## Extracted data entries:
::::::::::

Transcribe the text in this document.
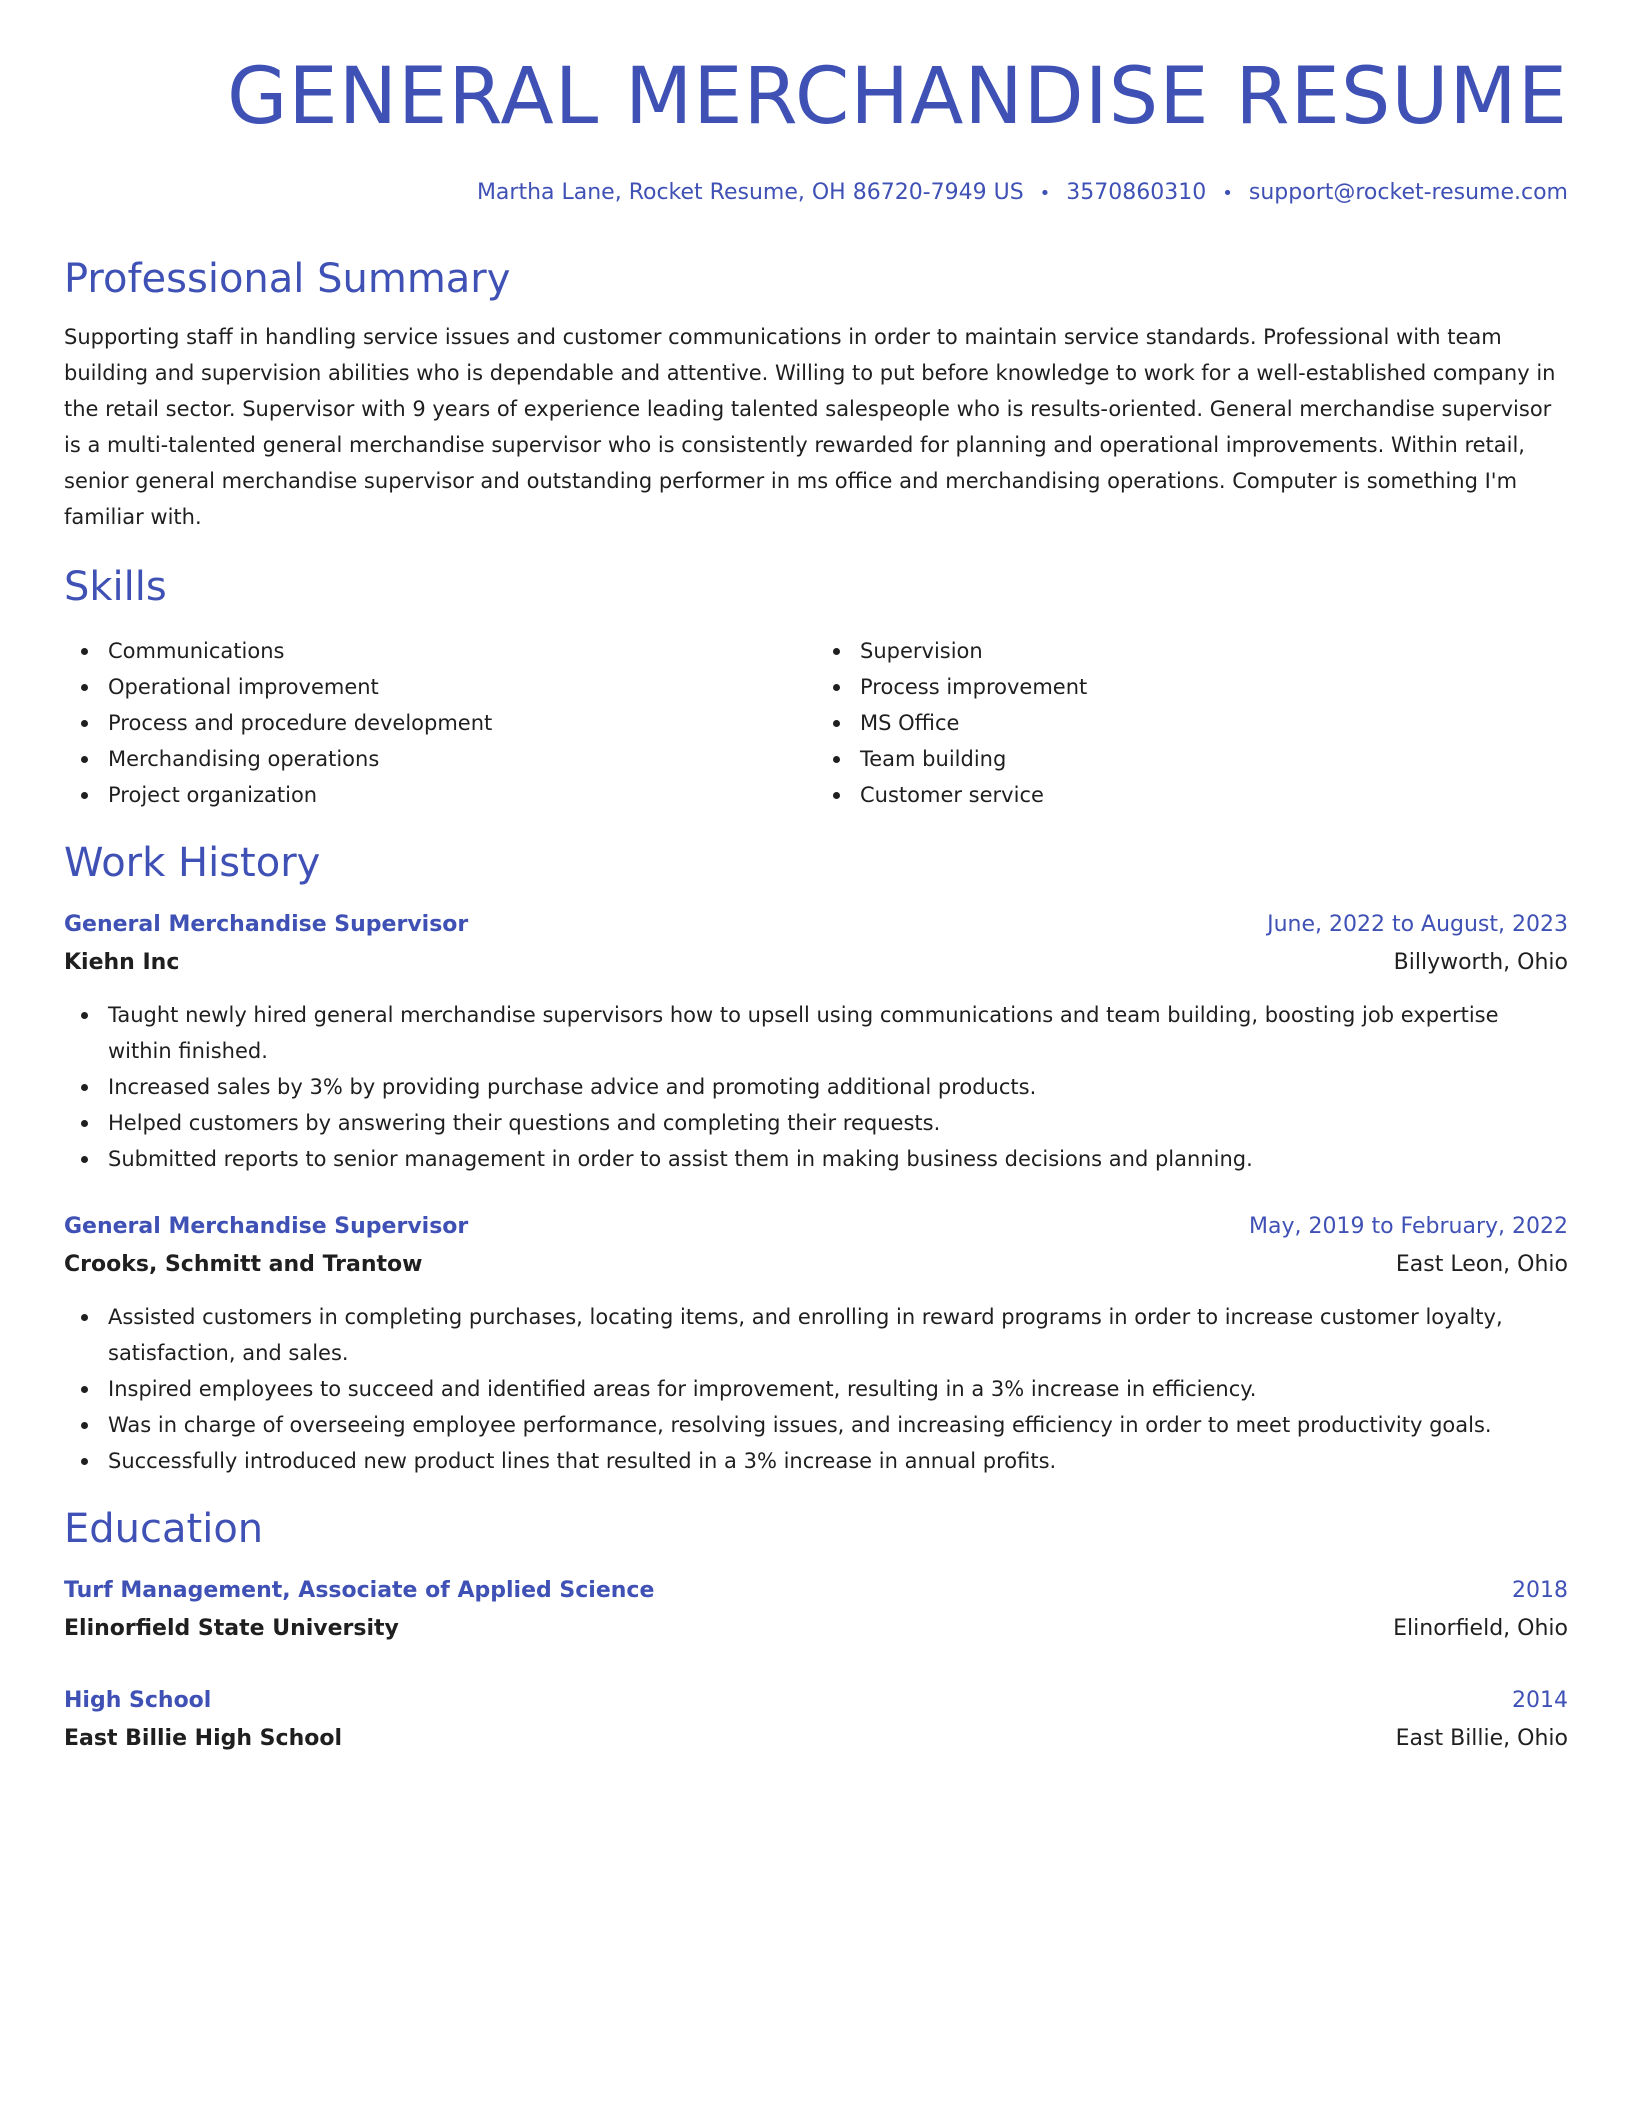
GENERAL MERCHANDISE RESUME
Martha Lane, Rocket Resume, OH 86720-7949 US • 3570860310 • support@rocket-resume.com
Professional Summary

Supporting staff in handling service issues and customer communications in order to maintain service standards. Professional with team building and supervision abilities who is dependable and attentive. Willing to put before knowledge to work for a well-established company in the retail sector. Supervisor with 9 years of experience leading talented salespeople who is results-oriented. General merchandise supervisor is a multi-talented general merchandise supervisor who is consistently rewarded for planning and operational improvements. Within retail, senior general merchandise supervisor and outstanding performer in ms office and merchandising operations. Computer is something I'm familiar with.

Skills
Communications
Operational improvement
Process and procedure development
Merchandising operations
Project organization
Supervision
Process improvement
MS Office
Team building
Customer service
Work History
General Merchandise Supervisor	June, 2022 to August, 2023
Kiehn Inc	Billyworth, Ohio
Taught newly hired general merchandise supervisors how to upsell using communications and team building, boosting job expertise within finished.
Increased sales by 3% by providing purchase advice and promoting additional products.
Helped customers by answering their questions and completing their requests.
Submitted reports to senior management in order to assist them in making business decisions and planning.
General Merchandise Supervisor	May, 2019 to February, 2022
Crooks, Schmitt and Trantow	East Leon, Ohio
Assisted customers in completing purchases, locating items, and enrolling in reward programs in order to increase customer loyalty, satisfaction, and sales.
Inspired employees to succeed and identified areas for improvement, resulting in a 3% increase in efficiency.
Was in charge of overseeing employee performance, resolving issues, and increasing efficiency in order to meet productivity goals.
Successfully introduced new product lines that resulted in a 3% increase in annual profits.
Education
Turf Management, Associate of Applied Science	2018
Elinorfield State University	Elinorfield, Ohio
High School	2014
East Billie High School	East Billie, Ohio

::::::::::

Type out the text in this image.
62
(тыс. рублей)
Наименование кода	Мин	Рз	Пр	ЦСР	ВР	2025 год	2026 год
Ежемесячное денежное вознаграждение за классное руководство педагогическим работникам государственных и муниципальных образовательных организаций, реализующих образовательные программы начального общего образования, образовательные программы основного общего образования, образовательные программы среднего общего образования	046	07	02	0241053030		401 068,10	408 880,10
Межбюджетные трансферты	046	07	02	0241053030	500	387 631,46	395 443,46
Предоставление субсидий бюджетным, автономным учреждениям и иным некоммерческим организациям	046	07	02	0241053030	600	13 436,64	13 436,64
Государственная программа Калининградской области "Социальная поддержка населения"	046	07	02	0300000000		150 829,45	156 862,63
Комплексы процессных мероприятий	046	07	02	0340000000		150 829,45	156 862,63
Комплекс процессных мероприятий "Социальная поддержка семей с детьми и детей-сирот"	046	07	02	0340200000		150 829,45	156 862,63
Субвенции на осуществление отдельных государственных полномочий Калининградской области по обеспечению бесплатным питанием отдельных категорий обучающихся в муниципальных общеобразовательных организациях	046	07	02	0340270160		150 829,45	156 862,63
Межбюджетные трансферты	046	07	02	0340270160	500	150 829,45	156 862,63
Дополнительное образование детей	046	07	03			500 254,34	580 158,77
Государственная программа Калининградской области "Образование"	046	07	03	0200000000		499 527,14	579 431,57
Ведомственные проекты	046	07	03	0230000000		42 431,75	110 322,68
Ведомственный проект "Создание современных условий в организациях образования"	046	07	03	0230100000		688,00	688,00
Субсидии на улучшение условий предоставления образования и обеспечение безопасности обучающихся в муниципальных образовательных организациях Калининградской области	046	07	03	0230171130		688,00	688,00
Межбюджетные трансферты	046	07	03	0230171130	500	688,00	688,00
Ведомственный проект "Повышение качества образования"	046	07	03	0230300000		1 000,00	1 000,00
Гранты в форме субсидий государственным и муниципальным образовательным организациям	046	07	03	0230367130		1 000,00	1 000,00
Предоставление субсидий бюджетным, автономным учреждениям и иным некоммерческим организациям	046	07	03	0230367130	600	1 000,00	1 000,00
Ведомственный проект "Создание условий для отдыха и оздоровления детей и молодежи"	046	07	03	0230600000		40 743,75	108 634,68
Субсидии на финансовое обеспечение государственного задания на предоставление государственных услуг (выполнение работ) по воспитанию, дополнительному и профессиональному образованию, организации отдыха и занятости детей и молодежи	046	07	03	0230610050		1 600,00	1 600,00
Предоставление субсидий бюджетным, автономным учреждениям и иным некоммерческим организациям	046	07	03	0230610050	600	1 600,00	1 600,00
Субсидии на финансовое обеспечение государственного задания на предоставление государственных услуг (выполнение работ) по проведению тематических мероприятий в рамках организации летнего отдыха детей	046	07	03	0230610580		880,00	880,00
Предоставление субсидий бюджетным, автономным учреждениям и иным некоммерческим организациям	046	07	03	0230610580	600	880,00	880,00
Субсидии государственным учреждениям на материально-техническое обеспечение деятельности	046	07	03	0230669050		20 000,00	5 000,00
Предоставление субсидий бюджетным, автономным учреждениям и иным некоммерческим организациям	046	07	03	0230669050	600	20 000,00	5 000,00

::::::::::

## Problem requirements:
Filter the entries above down to the lines containing the word "efficiency".

## Reply to the exercise:
Inspired employees to succeed and identified areas for improvement, resulting in a 3% increase in efficiency.
Was in charge of overseeing employee performance, resolving issues, and increasing efficiency in order to meet productivity goals.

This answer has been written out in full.